[Excerpts from a figure dataset]
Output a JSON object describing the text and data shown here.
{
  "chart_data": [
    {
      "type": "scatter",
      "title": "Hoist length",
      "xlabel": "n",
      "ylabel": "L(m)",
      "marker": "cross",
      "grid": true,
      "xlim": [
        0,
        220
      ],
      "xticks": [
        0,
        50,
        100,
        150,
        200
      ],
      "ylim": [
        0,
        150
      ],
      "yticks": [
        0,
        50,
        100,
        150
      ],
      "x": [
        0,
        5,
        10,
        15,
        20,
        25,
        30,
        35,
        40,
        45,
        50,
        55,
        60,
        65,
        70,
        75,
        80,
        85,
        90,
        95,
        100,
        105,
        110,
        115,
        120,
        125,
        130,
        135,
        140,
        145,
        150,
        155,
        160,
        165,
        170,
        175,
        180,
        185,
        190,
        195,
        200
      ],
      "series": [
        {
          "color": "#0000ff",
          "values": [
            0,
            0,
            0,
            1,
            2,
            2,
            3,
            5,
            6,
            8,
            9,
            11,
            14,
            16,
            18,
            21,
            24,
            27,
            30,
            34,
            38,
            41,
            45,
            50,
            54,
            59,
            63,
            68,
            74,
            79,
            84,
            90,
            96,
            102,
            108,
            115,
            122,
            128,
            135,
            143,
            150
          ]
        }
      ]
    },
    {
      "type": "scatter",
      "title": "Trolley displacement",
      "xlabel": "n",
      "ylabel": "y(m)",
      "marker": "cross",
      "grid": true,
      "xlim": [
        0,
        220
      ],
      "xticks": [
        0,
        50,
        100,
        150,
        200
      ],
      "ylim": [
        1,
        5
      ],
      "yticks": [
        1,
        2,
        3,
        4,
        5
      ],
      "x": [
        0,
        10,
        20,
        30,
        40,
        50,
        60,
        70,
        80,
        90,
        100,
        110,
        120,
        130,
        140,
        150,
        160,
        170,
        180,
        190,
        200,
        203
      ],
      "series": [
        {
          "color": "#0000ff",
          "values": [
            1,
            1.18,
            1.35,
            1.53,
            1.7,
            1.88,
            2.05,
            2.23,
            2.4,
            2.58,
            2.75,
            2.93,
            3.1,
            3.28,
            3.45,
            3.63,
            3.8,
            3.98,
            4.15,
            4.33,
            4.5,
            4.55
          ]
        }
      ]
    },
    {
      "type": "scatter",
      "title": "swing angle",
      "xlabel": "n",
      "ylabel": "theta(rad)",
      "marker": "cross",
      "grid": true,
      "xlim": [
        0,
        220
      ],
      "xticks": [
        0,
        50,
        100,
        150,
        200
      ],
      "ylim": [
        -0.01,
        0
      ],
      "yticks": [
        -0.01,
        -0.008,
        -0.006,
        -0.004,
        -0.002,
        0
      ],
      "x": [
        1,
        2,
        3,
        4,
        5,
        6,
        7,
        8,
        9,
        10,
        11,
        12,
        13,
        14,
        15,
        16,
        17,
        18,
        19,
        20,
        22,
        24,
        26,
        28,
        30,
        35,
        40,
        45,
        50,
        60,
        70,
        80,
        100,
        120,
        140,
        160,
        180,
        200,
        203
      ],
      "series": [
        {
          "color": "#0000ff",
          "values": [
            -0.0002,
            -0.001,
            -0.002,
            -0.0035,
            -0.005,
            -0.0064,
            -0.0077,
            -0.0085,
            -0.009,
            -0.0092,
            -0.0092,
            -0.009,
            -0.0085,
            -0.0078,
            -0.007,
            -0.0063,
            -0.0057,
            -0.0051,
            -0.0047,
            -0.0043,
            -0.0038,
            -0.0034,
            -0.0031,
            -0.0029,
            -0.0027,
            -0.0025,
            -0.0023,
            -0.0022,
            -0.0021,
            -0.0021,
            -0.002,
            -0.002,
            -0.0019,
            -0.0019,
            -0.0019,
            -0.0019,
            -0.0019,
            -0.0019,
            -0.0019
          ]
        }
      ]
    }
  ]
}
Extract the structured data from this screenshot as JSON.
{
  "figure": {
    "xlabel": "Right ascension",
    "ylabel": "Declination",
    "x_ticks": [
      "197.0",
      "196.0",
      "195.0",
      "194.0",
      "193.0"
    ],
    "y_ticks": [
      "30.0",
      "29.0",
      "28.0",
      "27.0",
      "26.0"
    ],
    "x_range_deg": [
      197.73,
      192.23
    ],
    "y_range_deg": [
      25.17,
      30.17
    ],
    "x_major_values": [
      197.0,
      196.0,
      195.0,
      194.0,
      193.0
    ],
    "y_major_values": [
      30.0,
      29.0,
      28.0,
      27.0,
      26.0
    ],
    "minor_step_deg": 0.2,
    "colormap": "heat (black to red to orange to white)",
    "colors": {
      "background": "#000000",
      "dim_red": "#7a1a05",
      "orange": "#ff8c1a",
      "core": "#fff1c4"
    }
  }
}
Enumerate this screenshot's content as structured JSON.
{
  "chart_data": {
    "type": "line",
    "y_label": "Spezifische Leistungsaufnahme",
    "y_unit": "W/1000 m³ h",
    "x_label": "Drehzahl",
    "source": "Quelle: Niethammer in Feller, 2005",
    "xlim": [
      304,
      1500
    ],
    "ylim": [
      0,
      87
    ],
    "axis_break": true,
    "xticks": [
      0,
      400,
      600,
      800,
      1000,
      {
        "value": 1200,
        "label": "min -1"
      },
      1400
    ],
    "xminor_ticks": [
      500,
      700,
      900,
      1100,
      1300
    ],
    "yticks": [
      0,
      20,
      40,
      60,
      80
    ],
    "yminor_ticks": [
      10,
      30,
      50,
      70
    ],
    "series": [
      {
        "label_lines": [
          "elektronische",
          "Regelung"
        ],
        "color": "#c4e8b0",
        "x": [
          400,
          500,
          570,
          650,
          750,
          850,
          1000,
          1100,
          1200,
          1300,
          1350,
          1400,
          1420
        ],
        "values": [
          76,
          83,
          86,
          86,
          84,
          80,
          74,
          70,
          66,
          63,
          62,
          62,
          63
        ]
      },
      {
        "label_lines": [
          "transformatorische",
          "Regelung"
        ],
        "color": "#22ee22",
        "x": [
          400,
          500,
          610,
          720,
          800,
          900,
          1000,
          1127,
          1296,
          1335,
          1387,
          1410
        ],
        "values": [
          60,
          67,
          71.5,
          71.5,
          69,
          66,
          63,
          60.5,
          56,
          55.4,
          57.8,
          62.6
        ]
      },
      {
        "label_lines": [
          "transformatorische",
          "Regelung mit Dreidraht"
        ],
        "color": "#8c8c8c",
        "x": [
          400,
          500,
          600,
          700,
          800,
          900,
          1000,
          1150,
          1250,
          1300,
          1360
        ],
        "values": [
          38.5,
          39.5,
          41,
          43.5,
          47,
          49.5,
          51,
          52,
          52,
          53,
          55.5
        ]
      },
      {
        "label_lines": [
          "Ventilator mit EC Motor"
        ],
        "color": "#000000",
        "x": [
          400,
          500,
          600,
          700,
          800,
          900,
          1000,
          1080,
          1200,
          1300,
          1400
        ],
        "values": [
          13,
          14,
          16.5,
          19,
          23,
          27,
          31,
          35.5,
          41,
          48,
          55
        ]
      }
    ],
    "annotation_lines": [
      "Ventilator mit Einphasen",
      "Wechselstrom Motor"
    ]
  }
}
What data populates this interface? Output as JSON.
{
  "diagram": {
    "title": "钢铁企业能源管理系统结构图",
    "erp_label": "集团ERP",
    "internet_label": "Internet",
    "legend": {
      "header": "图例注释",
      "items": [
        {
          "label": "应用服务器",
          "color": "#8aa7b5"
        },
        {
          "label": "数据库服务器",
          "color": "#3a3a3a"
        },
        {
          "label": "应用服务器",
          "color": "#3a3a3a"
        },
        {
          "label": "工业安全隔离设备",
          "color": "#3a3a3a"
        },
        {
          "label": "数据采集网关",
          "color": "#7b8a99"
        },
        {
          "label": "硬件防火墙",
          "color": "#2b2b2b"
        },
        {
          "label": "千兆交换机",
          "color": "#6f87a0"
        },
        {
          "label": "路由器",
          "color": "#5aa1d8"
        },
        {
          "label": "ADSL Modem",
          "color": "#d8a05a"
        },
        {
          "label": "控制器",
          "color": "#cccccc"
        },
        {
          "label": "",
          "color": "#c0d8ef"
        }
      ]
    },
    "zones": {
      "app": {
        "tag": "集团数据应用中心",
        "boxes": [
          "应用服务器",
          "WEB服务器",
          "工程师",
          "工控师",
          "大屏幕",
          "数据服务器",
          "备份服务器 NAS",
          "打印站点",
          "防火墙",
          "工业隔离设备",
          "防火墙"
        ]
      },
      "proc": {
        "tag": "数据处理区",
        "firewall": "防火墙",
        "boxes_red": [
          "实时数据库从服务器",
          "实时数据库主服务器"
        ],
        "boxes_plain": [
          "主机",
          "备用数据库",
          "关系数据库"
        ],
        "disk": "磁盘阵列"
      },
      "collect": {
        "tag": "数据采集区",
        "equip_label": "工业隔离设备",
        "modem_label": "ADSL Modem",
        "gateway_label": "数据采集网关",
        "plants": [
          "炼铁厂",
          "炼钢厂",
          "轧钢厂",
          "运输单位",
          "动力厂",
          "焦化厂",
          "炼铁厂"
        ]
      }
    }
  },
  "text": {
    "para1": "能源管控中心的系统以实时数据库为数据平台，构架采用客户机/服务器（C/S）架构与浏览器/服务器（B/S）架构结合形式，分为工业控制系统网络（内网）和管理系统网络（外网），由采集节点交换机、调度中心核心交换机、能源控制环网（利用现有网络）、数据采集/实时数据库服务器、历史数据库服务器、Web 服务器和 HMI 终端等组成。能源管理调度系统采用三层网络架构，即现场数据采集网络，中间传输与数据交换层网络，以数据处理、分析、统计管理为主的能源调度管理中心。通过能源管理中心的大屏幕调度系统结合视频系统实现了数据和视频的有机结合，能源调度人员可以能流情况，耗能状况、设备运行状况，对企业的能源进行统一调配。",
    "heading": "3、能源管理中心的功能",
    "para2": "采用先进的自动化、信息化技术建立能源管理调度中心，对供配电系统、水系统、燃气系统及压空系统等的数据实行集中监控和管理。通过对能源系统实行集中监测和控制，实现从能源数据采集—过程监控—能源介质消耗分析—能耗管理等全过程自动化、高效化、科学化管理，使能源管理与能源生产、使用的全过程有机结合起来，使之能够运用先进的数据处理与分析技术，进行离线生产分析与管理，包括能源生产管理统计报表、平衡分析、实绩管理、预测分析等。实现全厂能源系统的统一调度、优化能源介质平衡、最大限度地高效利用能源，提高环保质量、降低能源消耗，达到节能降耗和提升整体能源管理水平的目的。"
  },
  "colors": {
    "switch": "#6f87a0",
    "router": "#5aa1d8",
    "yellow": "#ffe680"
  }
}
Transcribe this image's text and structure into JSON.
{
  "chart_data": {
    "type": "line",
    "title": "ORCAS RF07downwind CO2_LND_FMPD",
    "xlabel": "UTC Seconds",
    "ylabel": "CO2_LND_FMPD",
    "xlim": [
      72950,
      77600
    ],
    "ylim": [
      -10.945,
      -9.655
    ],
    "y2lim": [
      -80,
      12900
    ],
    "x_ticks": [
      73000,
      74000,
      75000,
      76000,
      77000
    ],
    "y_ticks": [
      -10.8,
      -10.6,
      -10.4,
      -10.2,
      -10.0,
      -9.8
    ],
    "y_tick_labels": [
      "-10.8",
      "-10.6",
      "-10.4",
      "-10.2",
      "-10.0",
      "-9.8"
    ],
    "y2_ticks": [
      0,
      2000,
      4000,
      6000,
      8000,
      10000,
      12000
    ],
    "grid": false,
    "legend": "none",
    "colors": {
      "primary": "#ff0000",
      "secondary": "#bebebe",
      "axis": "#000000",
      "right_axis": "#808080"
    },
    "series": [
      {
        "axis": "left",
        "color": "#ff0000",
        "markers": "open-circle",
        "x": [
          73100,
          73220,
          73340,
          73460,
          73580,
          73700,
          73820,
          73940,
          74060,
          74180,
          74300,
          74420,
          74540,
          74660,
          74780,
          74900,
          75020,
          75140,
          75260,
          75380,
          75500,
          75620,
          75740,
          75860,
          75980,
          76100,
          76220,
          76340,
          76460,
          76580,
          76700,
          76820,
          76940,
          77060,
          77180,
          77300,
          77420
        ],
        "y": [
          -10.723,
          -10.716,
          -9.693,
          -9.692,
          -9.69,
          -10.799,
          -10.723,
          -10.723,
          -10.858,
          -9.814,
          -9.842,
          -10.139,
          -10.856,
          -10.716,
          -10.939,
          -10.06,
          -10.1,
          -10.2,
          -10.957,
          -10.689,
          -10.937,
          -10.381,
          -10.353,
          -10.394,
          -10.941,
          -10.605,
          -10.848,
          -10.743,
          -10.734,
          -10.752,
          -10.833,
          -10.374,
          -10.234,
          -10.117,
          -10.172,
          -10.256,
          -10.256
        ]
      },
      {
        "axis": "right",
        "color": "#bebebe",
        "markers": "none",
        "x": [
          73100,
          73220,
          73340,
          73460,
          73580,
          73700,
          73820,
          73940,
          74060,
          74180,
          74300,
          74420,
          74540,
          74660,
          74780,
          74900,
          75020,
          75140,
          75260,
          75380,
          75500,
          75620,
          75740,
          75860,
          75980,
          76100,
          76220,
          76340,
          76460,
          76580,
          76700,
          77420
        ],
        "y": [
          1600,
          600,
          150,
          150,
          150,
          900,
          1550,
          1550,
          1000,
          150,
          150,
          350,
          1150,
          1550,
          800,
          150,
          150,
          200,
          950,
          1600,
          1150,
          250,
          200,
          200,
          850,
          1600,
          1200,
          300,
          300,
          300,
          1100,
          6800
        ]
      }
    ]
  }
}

Your objective:
Count every line of the material above that holds the string "Ventilator", then state only the total.

Solution for this task:
2